*Work to complete*.
Your task is to extract every line from the material below exactly.

*Material supplied*.
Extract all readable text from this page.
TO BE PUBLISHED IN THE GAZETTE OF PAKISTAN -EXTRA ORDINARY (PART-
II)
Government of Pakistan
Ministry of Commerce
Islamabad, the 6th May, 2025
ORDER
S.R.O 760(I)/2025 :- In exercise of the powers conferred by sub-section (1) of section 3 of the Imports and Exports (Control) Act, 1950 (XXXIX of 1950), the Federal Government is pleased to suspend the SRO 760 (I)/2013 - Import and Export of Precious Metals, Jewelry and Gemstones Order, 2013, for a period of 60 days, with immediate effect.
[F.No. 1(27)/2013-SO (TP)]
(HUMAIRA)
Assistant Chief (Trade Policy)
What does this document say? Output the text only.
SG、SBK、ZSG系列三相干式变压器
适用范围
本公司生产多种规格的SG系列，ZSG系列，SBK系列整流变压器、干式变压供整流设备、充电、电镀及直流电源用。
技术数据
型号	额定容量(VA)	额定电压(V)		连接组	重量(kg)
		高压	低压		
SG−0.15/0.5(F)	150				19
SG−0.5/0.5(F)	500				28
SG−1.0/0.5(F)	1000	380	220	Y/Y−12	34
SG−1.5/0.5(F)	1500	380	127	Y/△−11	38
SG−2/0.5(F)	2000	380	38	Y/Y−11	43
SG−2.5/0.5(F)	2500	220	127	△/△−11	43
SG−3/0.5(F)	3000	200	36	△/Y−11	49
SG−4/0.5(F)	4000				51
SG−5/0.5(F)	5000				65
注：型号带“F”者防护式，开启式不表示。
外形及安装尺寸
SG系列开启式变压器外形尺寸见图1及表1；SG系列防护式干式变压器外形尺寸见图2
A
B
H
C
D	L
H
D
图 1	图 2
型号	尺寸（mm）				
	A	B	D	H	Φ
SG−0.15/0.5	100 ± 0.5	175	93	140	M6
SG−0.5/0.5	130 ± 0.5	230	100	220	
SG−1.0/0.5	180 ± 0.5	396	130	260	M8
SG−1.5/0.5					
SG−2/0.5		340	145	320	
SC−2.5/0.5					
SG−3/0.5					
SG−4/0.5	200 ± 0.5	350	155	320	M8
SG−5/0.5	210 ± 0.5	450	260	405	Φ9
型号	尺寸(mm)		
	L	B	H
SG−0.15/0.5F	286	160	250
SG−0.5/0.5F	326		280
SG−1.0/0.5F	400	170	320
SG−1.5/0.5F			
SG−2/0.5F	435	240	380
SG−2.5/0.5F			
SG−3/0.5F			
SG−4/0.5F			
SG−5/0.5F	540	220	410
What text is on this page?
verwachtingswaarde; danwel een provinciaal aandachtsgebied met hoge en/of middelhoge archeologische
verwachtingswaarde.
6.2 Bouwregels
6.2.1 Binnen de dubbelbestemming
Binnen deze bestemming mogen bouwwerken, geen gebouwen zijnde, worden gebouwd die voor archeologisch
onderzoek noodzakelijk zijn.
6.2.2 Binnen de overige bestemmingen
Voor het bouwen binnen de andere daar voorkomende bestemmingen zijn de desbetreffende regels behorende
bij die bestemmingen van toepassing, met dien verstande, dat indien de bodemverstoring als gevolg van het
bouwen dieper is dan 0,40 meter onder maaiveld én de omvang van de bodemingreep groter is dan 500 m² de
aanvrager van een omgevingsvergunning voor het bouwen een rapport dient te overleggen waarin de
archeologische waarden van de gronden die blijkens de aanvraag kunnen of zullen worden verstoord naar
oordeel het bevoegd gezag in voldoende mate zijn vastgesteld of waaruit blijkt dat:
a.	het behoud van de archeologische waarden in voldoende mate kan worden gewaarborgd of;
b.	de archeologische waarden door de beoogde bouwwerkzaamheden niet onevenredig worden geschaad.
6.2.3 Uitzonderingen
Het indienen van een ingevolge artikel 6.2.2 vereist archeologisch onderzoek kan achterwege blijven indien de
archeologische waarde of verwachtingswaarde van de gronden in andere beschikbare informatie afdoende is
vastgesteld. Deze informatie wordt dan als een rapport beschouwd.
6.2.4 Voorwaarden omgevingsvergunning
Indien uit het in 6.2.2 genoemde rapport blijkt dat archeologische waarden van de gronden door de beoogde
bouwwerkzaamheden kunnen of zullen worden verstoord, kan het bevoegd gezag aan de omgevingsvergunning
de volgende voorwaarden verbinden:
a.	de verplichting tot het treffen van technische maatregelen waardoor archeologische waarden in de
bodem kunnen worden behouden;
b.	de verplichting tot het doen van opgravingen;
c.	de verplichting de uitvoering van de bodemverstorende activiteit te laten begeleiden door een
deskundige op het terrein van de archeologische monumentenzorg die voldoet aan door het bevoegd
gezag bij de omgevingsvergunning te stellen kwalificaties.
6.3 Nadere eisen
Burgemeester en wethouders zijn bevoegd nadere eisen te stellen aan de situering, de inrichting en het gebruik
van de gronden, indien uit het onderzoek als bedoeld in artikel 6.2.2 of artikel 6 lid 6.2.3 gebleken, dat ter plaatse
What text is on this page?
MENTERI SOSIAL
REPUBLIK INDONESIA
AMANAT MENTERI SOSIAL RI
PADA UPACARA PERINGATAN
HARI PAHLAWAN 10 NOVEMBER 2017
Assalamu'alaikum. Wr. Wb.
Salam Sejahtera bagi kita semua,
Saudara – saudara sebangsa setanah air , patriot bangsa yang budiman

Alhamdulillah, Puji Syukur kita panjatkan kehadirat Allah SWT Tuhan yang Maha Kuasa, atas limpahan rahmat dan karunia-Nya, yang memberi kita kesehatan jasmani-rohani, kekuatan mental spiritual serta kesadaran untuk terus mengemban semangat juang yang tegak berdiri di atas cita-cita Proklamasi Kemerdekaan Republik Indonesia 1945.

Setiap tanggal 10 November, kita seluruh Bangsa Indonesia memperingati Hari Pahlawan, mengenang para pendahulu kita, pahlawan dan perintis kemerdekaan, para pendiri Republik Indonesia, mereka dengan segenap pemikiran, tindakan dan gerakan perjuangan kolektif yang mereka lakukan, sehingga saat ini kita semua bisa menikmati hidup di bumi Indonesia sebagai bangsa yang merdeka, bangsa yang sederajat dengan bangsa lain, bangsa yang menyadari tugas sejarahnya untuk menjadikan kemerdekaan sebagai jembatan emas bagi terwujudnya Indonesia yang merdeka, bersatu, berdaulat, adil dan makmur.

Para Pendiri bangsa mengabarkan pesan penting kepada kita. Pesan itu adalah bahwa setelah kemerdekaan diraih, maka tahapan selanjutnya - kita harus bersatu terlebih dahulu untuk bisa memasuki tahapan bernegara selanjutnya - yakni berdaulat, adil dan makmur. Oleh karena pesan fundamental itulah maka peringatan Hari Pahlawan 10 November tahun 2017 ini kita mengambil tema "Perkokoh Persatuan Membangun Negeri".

*Exercise result*.
Extract all readable text from this page.
TO BE PUBLISHED IN THE GAZETTE OF PAKISTAN -EXTRA ORDINARY (PART-
II)
Government of Pakistan
Ministry of Commerce
Islamabad, the 6th May, 2025
ORDER
S.R.O 760(I)/2025 :- In exercise of the powers conferred by sub-section (1) of section 3 of the Imports and Exports (Control) Act, 1950 (XXXIX of 1950), the Federal Government is pleased to suspend the SRO 760 (I)/2013 - Import and Export of Precious Metals, Jewelry and Gemstones Order, 2013, for a period of 60 days, with immediate effect.
[F.No. 1(27)/2013-SO (TP)]
(HUMAIRA)
Assistant Chief (Trade Policy)
What does this document say? Output the text only.
SG、SBK、ZSG系列三相干式变压器
适用范围
本公司生产多种规格的SG系列，ZSG系列，SBK系列整流变压器、干式变压供整流设备、充电、电镀及直流电源用。
技术数据
型号	额定容量(VA)	额定电压(V)		连接组	重量(kg)
		高压	低压		
SG−0.15/0.5(F)	150				19
SG−0.5/0.5(F)	500				28
SG−1.0/0.5(F)	1000	380	220	Y/Y−12	34
SG−1.5/0.5(F)	1500	380	127	Y/△−11	38
SG−2/0.5(F)	2000	380	38	Y/Y−11	43
SG−2.5/0.5(F)	2500	220	127	△/△−11	43
SG−3/0.5(F)	3000	200	36	△/Y−11	49
SG−4/0.5(F)	4000				51
SG−5/0.5(F)	5000				65
注：型号带“F”者防护式，开启式不表示。
外形及安装尺寸
SG系列开启式变压器外形尺寸见图1及表1；SG系列防护式干式变压器外形尺寸见图2
A
B
H
C
D	L
H
D
图 1	图 2
型号	尺寸（mm）				
	A	B	D	H	Φ
SG−0.15/0.5	100 ± 0.5	175	93	140	M6
SG−0.5/0.5	130 ± 0.5	230	100	220	
SG−1.0/0.5	180 ± 0.5	396	130	260	M8
SG−1.5/0.5					
SG−2/0.5		340	145	320	
SC−2.5/0.5					
SG−3/0.5					
SG−4/0.5	200 ± 0.5	350	155	320	M8
SG−5/0.5	210 ± 0.5	450	260	405	Φ9
型号	尺寸(mm)		
	L	B	H
SG−0.15/0.5F	286	160	250
SG−0.5/0.5F	326		280
SG−1.0/0.5F	400	170	320
SG−1.5/0.5F			
SG−2/0.5F	435	240	380
SG−2.5/0.5F			
SG−3/0.5F			
SG−4/0.5F			
SG−5/0.5F	540	220	410
What text is on this page?
verwachtingswaarde; danwel een provinciaal aandachtsgebied met hoge en/of middelhoge archeologische
verwachtingswaarde.
6.2 Bouwregels
6.2.1 Binnen de dubbelbestemming
Binnen deze bestemming mogen bouwwerken, geen gebouwen zijnde, worden gebouwd die voor archeologisch
onderzoek noodzakelijk zijn.
6.2.2 Binnen de overige bestemmingen
Voor het bouwen binnen de andere daar voorkomende bestemmingen zijn de desbetreffende regels behorende
bij die bestemmingen van toepassing, met dien verstande, dat indien de bodemverstoring als gevolg van het
bouwen dieper is dan 0,40 meter onder maaiveld én de omvang van de bodemingreep groter is dan 500 m² de
aanvrager van een omgevingsvergunning voor het bouwen een rapport dient te overleggen waarin de
archeologische waarden van de gronden die blijkens de aanvraag kunnen of zullen worden verstoord naar
oordeel het bevoegd gezag in voldoende mate zijn vastgesteld of waaruit blijkt dat:
a.	het behoud van de archeologische waarden in voldoende mate kan worden gewaarborgd of;
b.	de archeologische waarden door de beoogde bouwwerkzaamheden niet onevenredig worden geschaad.
6.2.3 Uitzonderingen
Het indienen van een ingevolge artikel 6.2.2 vereist archeologisch onderzoek kan achterwege blijven indien de
archeologische waarde of verwachtingswaarde van de gronden in andere beschikbare informatie afdoende is
vastgesteld. Deze informatie wordt dan als een rapport beschouwd.
6.2.4 Voorwaarden omgevingsvergunning
Indien uit het in 6.2.2 genoemde rapport blijkt dat archeologische waarden van de gronden door de beoogde
bouwwerkzaamheden kunnen of zullen worden verstoord, kan het bevoegd gezag aan de omgevingsvergunning
de volgende voorwaarden verbinden:
a.	de verplichting tot het treffen van technische maatregelen waardoor archeologische waarden in de
bodem kunnen worden behouden;
b.	de verplichting tot het doen van opgravingen;
c.	de verplichting de uitvoering van de bodemverstorende activiteit te laten begeleiden door een
deskundige op het terrein van de archeologische monumentenzorg die voldoet aan door het bevoegd
gezag bij de omgevingsvergunning te stellen kwalificaties.
6.3 Nadere eisen
Burgemeester en wethouders zijn bevoegd nadere eisen te stellen aan de situering, de inrichting en het gebruik
van de gronden, indien uit het onderzoek als bedoeld in artikel 6.2.2 of artikel 6 lid 6.2.3 gebleken, dat ter plaatse
What text is on this page?
MENTERI SOSIAL
REPUBLIK INDONESIA
AMANAT MENTERI SOSIAL RI
PADA UPACARA PERINGATAN
HARI PAHLAWAN 10 NOVEMBER 2017
Assalamu'alaikum. Wr. Wb.
Salam Sejahtera bagi kita semua,
Saudara – saudara sebangsa setanah air , patriot bangsa yang budiman

Alhamdulillah, Puji Syukur kita panjatkan kehadirat Allah SWT Tuhan yang Maha Kuasa, atas limpahan rahmat dan karunia-Nya, yang memberi kita kesehatan jasmani-rohani, kekuatan mental spiritual serta kesadaran untuk terus mengemban semangat juang yang tegak berdiri di atas cita-cita Proklamasi Kemerdekaan Republik Indonesia 1945.

Setiap tanggal 10 November, kita seluruh Bangsa Indonesia memperingati Hari Pahlawan, mengenang para pendahulu kita, pahlawan dan perintis kemerdekaan, para pendiri Republik Indonesia, mereka dengan segenap pemikiran, tindakan dan gerakan perjuangan kolektif yang mereka lakukan, sehingga saat ini kita semua bisa menikmati hidup di bumi Indonesia sebagai bangsa yang merdeka, bangsa yang sederajat dengan bangsa lain, bangsa yang menyadari tugas sejarahnya untuk menjadikan kemerdekaan sebagai jembatan emas bagi terwujudnya Indonesia yang merdeka, bersatu, berdaulat, adil dan makmur.

Para Pendiri bangsa mengabarkan pesan penting kepada kita. Pesan itu adalah bahwa setelah kemerdekaan diraih, maka tahapan selanjutnya - kita harus bersatu terlebih dahulu untuk bisa memasuki tahapan bernegara selanjutnya - yakni berdaulat, adil dan makmur. Oleh karena pesan fundamental itulah maka peringatan Hari Pahlawan 10 November tahun 2017 ini kita mengambil tema "Perkokoh Persatuan Membangun Negeri".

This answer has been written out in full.